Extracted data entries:
<<<<

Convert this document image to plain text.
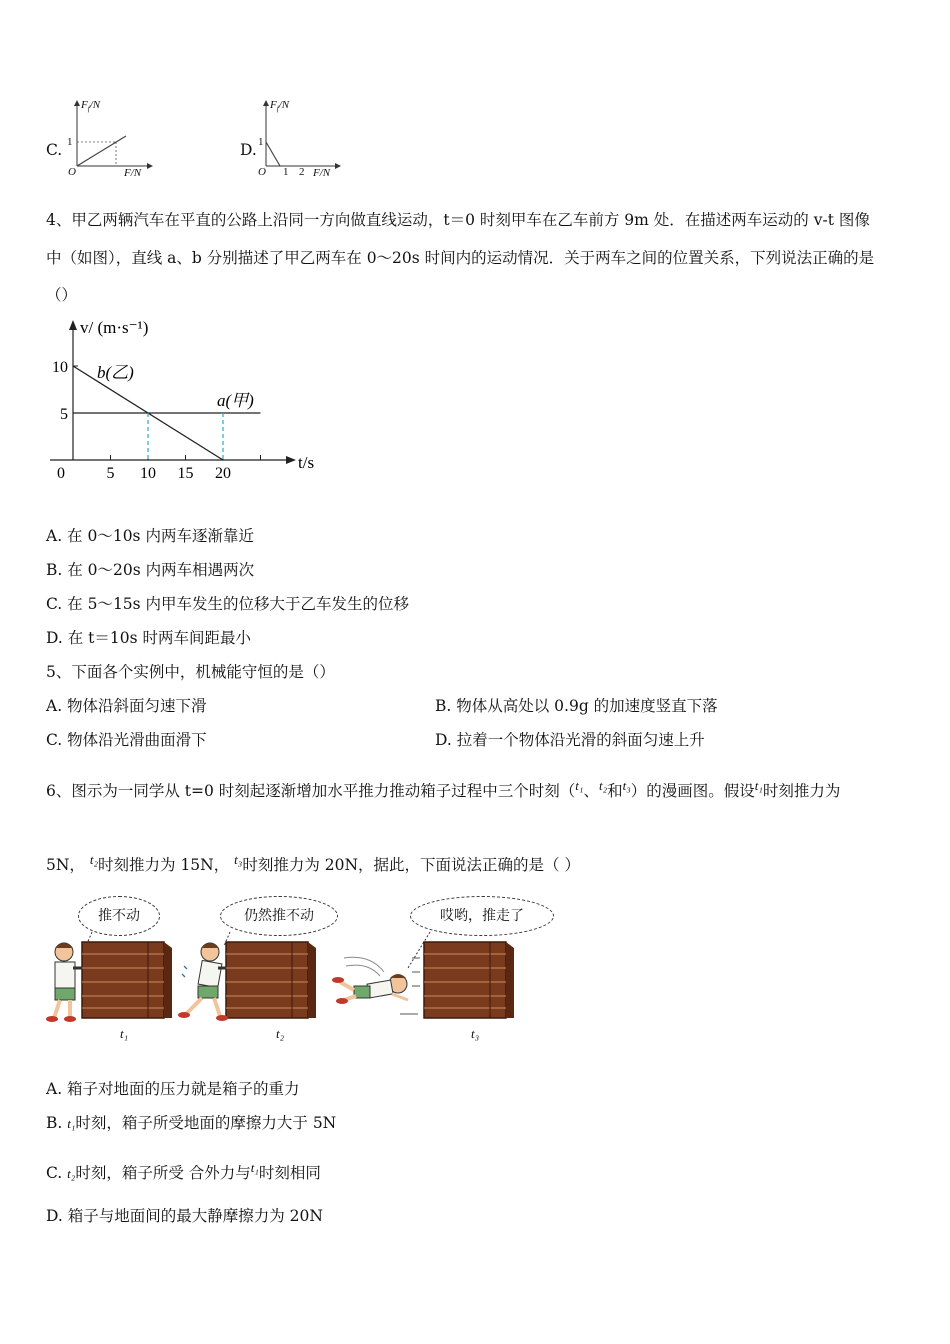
C.
$F_f/N$
1
O	F/N
D.
$F_f/N$
1
O 1 2 F/N
4、甲乙两辆汽车在平直的公路上沿同一方向做直线运动，t＝0 时刻甲车在乙车前方 9m 处．在描述两车运动的 v-t 图像
中（如图），直线 a、b 分别描述了甲乙两车在 0～20s 时间内的运动情况．关于两车之间的位置关系，下列说法正确的是
（）
v/ (m·s⁻¹)
t/s
0
b(乙)
a(甲)
5 10 15 20
5
10
A. 在 0～10s 内两车逐渐靠近
B. 在 0～20s 内两车相遇两次
C. 在 5～15s 内甲车发生的位移大于乙车发生的位移
D. 在 t＝10s 时两车间距最小
5、下面各个实例中，机械能守恒的是（）
A. 物体沿斜面匀速下滑	B. 物体从高处以 0.9g 的加速度竖直下落
C. 物体沿光滑曲面滑下	D. 拉着一个物体沿光滑的斜面匀速上升
6、图示为一同学从 t=0 时刻起逐渐增加水平推力推动箱子过程中三个时刻（$^{t_1}$、$^{t_2}$和$^{t_3}$）的漫画图。假设$^{t_1}$时刻推力为
5N， $^{t_2}$时刻推力为 15N， $^{t_3}$时刻推力为 20N，据此，下面说法正确的是（ ）
推不动	仍然推不动	哎哟，推走了
t₁	t₂	t₃
A. 箱子对地面的压力就是箱子的重力
B. t₁时刻，箱子所受地面的摩擦力大于 5N
C. t₂时刻，箱子所受 合外力与$^{t_1}$时刻相同
D. 箱子与地面间的最大静摩擦力为 20N
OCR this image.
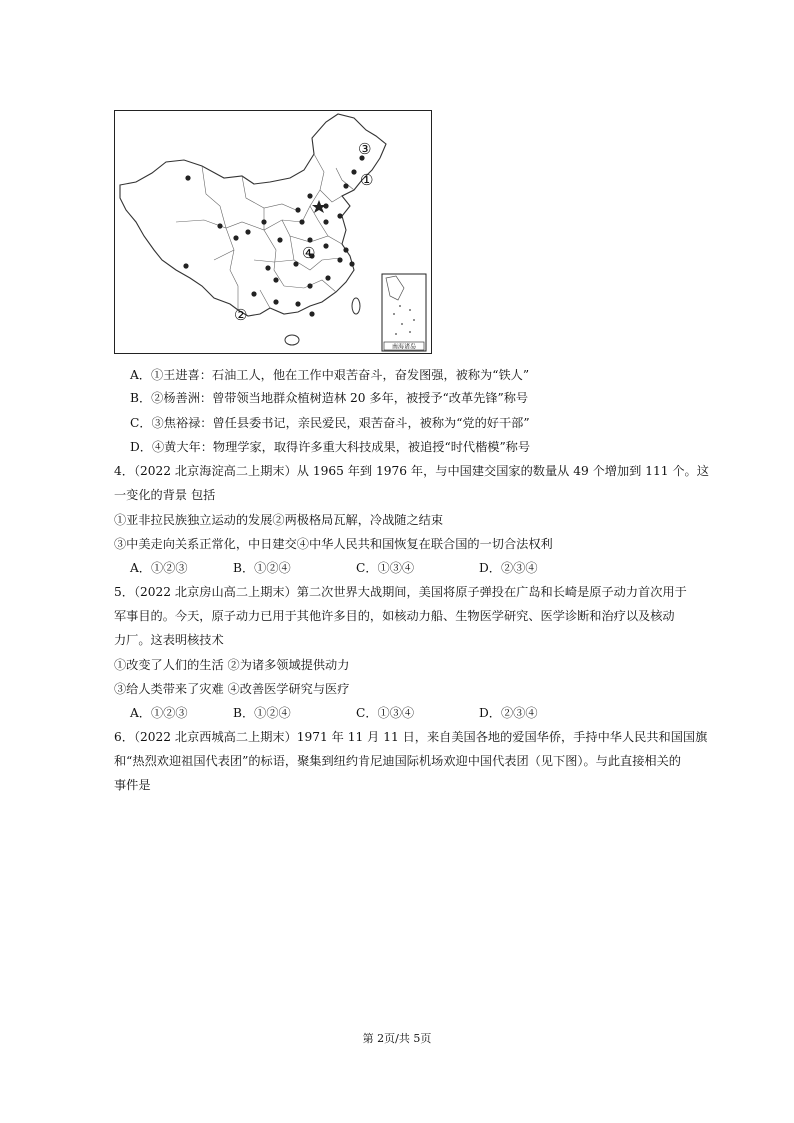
③
①
④
②
南海诸岛
A．①王进喜：石油工人，他在工作中艰苦奋斗，奋发图强，被称为“铁人”
B．②杨善洲：曾带领当地群众植树造林 20 多年，被授予“改革先锋”称号
C．③焦裕禄：曾任县委书记，亲民爱民，艰苦奋斗，被称为“党的好干部”
D．④黄大年：物理学家，取得许多重大科技成果，被追授“时代楷模”称号
4．（2022 北京海淀高二上期末）从 1965 年到 1976 年，与中国建交国家的数量从 49 个增加到 111 个。这
一变化的背景 包括
①亚非拉民族独立运动的发展②两极格局瓦解，冷战随之结束
③中美走向关系正常化，中日建交④中华人民共和国恢复在联合国的一切合法权利
A．①②③	B．①②④	C．①③④	D．②③④
5．（2022 北京房山高二上期末）第二次世界大战期间，美国将原子弹投在广岛和长崎是原子动力首次用于
军事目的。今天，原子动力已用于其他许多目的，如核动力船、生物医学研究、医学诊断和治疗以及核动
力厂。这表明核技术
①改变了人们的生活 ②为诸多领域提供动力
③给人类带来了灾难 ④改善医学研究与医疗
A．①②③	B．①②④	C．①③④	D．②③④
6．（2022 北京西城高二上期末）1971 年 11 月 11 日，来自美国各地的爱国华侨，手持中华人民共和国国旗
和“热烈欢迎祖国代表团”的标语，聚集到纽约肯尼迪国际机场欢迎中国代表团（见下图）。与此直接相关的
事件是
第 2页/共 5页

>>>>

> **Problem description**: Repeat verbatim the lines from the one holding "OCR this image." through the end of the listing above, both ends included, but not the pictures.

> **Answer**:
OCR this image.
③
①
④
②
南海诸岛
A．①王进喜：石油工人，他在工作中艰苦奋斗，奋发图强，被称为“铁人”
B．②杨善洲：曾带领当地群众植树造林 20 多年，被授予“改革先锋”称号
C．③焦裕禄：曾任县委书记，亲民爱民，艰苦奋斗，被称为“党的好干部”
D．④黄大年：物理学家，取得许多重大科技成果，被追授“时代楷模”称号
4．（2022 北京海淀高二上期末）从 1965 年到 1976 年，与中国建交国家的数量从 49 个增加到 111 个。这
一变化的背景 包括
①亚非拉民族独立运动的发展②两极格局瓦解，冷战随之结束
③中美走向关系正常化，中日建交④中华人民共和国恢复在联合国的一切合法权利
A．①②③	B．①②④	C．①③④	D．②③④
5．（2022 北京房山高二上期末）第二次世界大战期间，美国将原子弹投在广岛和长崎是原子动力首次用于
军事目的。今天，原子动力已用于其他许多目的，如核动力船、生物医学研究、医学诊断和治疗以及核动
力厂。这表明核技术
①改变了人们的生活 ②为诸多领域提供动力
③给人类带来了灾难 ④改善医学研究与医疗
A．①②③	B．①②④	C．①③④	D．②③④
6．（2022 北京西城高二上期末）1971 年 11 月 11 日，来自美国各地的爱国华侨，手持中华人民共和国国旗
和“热烈欢迎祖国代表团”的标语，聚集到纽约肯尼迪国际机场欢迎中国代表团（见下图）。与此直接相关的
事件是
第 2页/共 5页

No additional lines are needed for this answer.